** Start THE DATA **

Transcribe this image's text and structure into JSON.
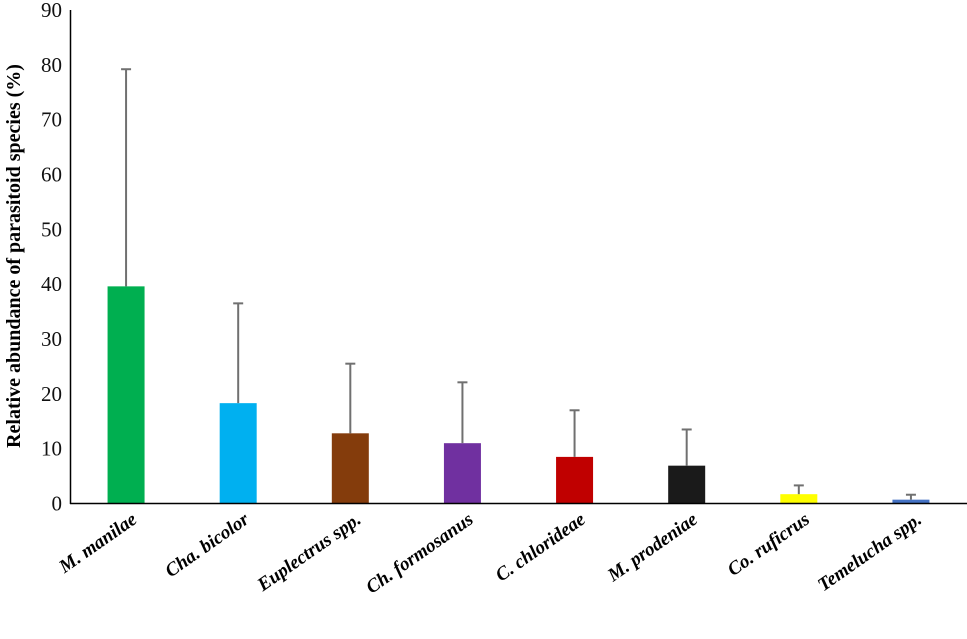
{
  "chart_data": {
    "type": "bar",
    "title": "",
    "xlabel": "",
    "ylabel": "Relative abundance of parasitoid species (%)",
    "ylim": [
      0,
      90
    ],
    "yticks": [
      "0",
      "10",
      "20",
      "30",
      "40",
      "50",
      "60",
      "70",
      "80",
      "90"
    ],
    "grid": false,
    "categories": [
      "M. manilae",
      "Cha. bicolor",
      "Euplectrus spp.",
      "Ch. formosanus",
      "C. chlorideae",
      "M. prodeniae",
      "Co. ruficrus",
      "Temelucha spp."
    ],
    "values": [
      39.6,
      18.3,
      12.8,
      11.0,
      8.5,
      6.9,
      1.7,
      0.7
    ],
    "error_upper": [
      39.6,
      18.2,
      12.7,
      11.1,
      8.5,
      6.6,
      1.6,
      0.9
    ],
    "colors": [
      "#00AF50",
      "#00B0F0",
      "#843C0C",
      "#7030A0",
      "#C00000",
      "#1A1A1A",
      "#FFFF00",
      "#4472C4"
    ],
    "error_color": "#707070"
  }
}
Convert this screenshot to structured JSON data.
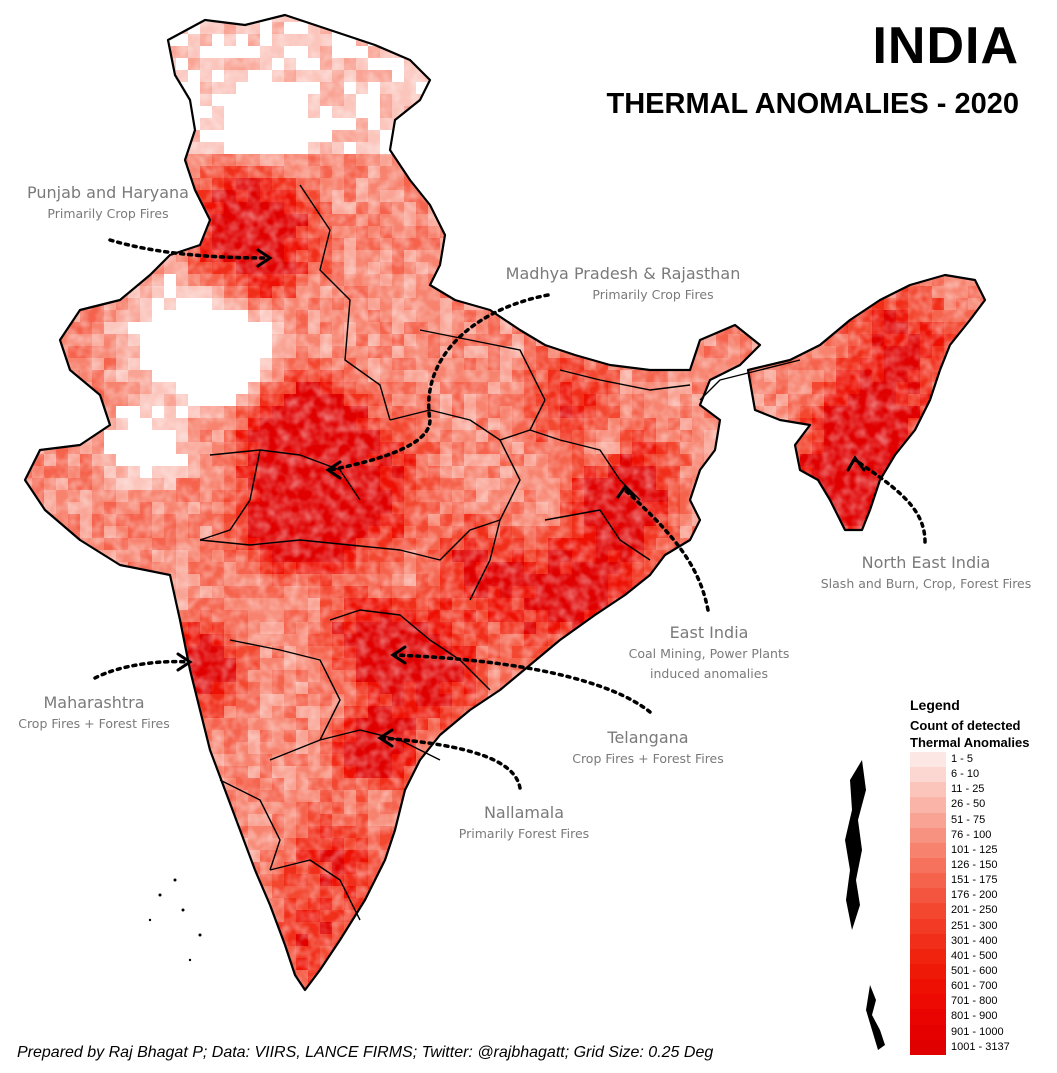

** End THE DATA **

Pick out each line containing the string "JSON" and copy it.

Transcribe this image's text and structure into JSON.
Convert this screenshot to structured JSON data.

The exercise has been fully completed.